EXERCISE DIRECTIONS:
Read the material below and count the lines holding the string "memory". Give that count with nothing added.

MATERIAL PROVIDED:
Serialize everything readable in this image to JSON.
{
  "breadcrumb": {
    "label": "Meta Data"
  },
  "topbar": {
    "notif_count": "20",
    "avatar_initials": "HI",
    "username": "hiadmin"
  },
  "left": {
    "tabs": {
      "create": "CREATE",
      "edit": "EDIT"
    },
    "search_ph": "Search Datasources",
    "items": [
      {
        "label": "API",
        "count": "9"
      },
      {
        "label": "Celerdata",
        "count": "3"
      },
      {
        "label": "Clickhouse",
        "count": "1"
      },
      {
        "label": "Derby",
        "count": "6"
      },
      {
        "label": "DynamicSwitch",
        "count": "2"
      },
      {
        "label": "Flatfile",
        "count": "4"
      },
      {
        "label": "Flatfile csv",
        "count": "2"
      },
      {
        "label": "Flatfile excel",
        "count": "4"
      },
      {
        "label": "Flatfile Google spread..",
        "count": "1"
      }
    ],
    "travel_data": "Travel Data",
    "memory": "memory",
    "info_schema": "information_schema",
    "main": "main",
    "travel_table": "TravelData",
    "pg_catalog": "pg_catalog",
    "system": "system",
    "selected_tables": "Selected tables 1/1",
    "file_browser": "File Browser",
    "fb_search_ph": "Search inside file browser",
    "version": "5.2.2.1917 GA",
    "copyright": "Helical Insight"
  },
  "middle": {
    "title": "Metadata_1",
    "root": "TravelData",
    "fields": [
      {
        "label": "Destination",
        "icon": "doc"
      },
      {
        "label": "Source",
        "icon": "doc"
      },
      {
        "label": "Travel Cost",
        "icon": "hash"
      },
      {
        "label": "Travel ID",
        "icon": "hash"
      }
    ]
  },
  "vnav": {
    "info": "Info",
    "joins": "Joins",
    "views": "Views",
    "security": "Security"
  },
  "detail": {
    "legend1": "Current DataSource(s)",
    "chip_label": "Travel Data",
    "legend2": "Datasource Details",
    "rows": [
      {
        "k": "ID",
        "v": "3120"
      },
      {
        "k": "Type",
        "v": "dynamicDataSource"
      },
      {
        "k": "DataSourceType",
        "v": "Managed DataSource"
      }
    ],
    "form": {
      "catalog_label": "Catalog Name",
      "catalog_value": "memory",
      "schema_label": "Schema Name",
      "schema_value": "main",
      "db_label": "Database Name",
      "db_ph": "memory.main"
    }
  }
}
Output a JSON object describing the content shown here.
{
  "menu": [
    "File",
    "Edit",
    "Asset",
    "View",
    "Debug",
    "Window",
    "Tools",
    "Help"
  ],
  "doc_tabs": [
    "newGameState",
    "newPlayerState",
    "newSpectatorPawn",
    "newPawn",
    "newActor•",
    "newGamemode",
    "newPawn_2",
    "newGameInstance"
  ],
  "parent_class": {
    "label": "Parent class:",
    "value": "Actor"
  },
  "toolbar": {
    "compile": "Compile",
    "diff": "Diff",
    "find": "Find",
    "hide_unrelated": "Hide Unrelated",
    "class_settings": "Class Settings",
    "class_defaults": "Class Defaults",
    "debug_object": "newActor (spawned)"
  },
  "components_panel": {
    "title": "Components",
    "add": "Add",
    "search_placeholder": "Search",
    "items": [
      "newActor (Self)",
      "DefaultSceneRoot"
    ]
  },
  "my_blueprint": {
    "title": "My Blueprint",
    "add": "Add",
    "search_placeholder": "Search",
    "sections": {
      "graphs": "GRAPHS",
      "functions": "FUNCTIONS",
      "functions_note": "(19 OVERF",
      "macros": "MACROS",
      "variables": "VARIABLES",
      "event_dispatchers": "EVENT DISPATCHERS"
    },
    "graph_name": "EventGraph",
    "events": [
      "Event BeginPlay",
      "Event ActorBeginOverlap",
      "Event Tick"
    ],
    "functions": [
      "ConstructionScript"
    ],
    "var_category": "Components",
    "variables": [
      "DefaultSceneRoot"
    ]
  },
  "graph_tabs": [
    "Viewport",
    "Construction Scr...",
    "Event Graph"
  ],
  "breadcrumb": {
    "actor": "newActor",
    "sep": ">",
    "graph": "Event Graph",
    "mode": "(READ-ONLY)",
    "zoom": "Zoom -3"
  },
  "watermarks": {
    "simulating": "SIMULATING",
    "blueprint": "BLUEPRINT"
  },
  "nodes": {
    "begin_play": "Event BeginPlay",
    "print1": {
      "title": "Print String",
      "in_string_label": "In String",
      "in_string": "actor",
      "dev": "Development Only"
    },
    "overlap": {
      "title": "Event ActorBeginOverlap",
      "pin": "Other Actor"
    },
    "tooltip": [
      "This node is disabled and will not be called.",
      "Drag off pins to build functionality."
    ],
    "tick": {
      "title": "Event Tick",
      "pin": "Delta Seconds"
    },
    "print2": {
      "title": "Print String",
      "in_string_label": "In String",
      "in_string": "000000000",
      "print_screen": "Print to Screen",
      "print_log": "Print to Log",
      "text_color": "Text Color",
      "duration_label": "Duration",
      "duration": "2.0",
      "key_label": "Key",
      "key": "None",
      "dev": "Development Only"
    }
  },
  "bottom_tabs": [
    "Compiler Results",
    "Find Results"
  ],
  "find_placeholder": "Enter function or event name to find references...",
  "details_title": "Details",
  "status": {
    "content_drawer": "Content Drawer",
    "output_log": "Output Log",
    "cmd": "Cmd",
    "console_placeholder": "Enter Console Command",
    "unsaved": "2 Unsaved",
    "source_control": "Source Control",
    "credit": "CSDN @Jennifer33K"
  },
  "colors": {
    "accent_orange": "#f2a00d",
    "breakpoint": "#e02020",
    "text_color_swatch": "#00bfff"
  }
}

RESPONSE BELOW:
3